Collected data entries
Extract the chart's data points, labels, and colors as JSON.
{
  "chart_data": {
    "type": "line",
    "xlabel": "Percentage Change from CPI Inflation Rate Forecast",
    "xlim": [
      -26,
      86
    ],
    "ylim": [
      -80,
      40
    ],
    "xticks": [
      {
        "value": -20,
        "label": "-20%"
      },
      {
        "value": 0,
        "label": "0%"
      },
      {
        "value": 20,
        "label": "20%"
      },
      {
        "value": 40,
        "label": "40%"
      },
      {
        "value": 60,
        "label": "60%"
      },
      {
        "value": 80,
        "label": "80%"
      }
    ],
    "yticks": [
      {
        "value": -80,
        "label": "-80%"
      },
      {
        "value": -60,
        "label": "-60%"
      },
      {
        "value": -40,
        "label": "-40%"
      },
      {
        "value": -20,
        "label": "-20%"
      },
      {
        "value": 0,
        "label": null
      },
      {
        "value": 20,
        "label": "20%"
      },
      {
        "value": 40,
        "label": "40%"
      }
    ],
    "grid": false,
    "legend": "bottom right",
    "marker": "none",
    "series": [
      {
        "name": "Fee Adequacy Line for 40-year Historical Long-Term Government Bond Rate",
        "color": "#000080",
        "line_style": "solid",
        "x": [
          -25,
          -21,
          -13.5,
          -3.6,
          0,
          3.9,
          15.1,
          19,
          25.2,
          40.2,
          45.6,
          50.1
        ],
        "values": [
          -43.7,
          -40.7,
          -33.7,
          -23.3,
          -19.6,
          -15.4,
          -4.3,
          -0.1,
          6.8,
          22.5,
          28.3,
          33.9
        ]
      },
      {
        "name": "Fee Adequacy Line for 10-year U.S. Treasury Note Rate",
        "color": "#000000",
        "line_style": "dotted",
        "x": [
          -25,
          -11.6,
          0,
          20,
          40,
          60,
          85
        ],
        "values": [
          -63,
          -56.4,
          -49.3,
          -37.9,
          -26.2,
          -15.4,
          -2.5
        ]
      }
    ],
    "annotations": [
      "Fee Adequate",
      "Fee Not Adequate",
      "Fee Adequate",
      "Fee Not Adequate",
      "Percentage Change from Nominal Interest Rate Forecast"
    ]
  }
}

■ WRITTEN INSTRUCTION ■
Tell how many lines of the material above hold "Adequacy", answering with a bare number.

■ THE SOLUTION ■
2